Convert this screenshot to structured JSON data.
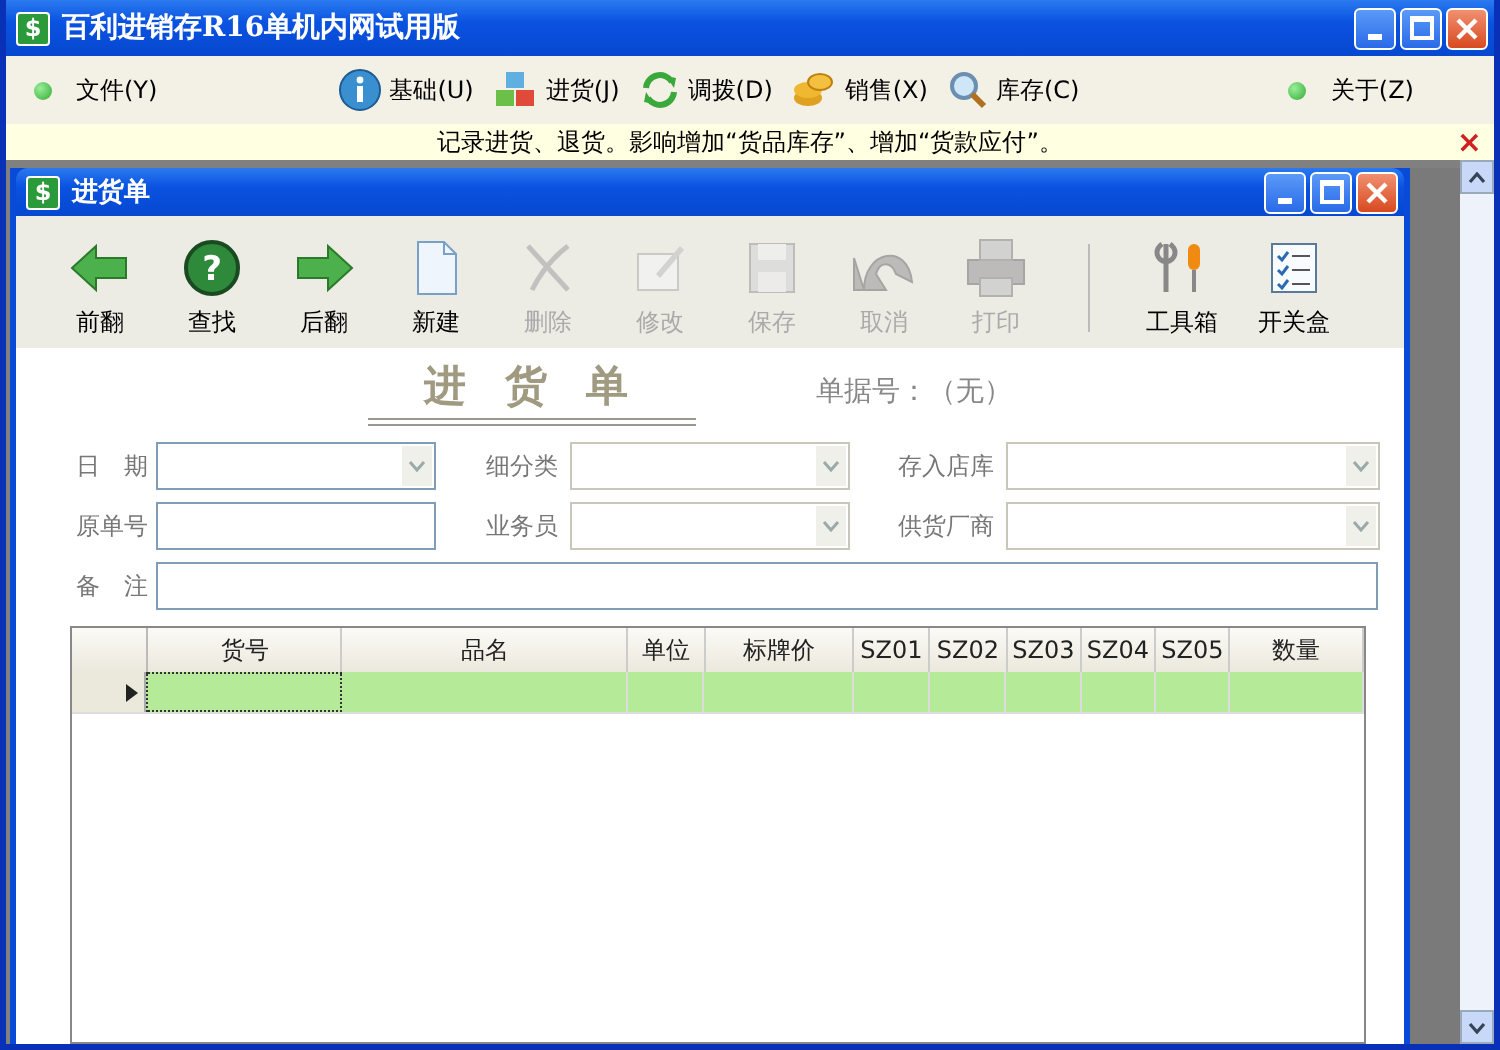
{
  "window": {
    "title": "百利进销存R16单机内网试用版",
    "icon_glyph": "$"
  },
  "menu": {
    "left": [
      {
        "label": "文件(Y)"
      }
    ],
    "middle": [
      {
        "label": "基础(U)"
      },
      {
        "label": "进货(J)"
      },
      {
        "label": "调拨(D)"
      },
      {
        "label": "销售(X)"
      },
      {
        "label": "库存(C)"
      }
    ],
    "right": [
      {
        "label": "关于(Z)"
      }
    ]
  },
  "info_bar": {
    "text": "记录进货、退货。影响增加“货品库存”、增加“货款应付”。",
    "close": "×"
  },
  "child_window": {
    "title": "进货单",
    "icon_glyph": "$"
  },
  "toolbar": [
    {
      "label": "前翻",
      "disabled": false
    },
    {
      "label": "查找",
      "disabled": false,
      "glyph": "?"
    },
    {
      "label": "后翻",
      "disabled": false
    },
    {
      "label": "新建",
      "disabled": false
    },
    {
      "label": "删除",
      "disabled": true
    },
    {
      "label": "修改",
      "disabled": true
    },
    {
      "label": "保存",
      "disabled": true
    },
    {
      "label": "取消",
      "disabled": true
    },
    {
      "label": "打印",
      "disabled": true
    },
    {
      "label": "工具箱",
      "disabled": false
    },
    {
      "label": "开关盒",
      "disabled": false
    }
  ],
  "form": {
    "title": "进 货 单",
    "number_label": "单据号：（无）",
    "rows": [
      [
        {
          "label": "日　期",
          "kind": "combo",
          "disabled": false
        },
        {
          "label": "细分类",
          "kind": "combo",
          "disabled": true
        },
        {
          "label": "存入店库",
          "kind": "combo",
          "disabled": true
        }
      ],
      [
        {
          "label": "原单号",
          "kind": "text",
          "disabled": false
        },
        {
          "label": "业务员",
          "kind": "combo",
          "disabled": true
        },
        {
          "label": "供货厂商",
          "kind": "combo",
          "disabled": true
        }
      ],
      [
        {
          "label": "备　注",
          "kind": "wide",
          "disabled": false
        }
      ]
    ]
  },
  "grid": {
    "columns": [
      "货号",
      "品名",
      "单位",
      "标牌价",
      "SZ01",
      "SZ02",
      "SZ03",
      "SZ04",
      "SZ05",
      "数量"
    ],
    "rows": [
      {
        "selected": true
      }
    ]
  }
}
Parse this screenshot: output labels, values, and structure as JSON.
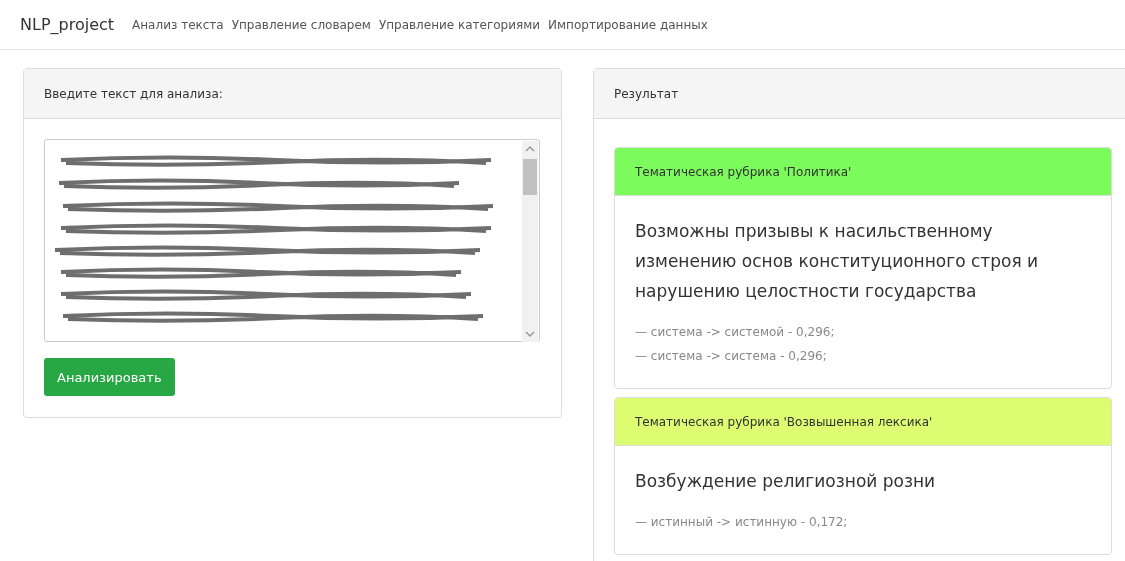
{
  "navbar": {
    "brand": "NLP_project",
    "links": [
      "Анализ текста",
      "Управление словарем",
      "Управление категориями",
      "Импортирование данных"
    ]
  },
  "input_panel": {
    "title": "Введите текст для анализа:",
    "button": "Анализировать"
  },
  "result_panel": {
    "title": "Результат",
    "cards": [
      {
        "header": "Тематическая рубрика 'Политика'",
        "color": "#7cfc5c",
        "statement": "Возможны призывы к насильственному изменению основ конституционного строя и нарушению целостности государства",
        "matches": [
          "— система -> системой - 0,296;",
          "— система -> система - 0,296;"
        ]
      },
      {
        "header": "Тематическая рубрика 'Возвышенная лексика'",
        "color": "#dcfd72",
        "statement": "Возбуждение религиозной розни",
        "matches": [
          "— истинный -> истинную - 0,172;"
        ]
      }
    ]
  }
}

• _Work instructions_:
Within the data above, count the lines that contain the string "header"; the reply is the number alone.

• _Correct output_:
2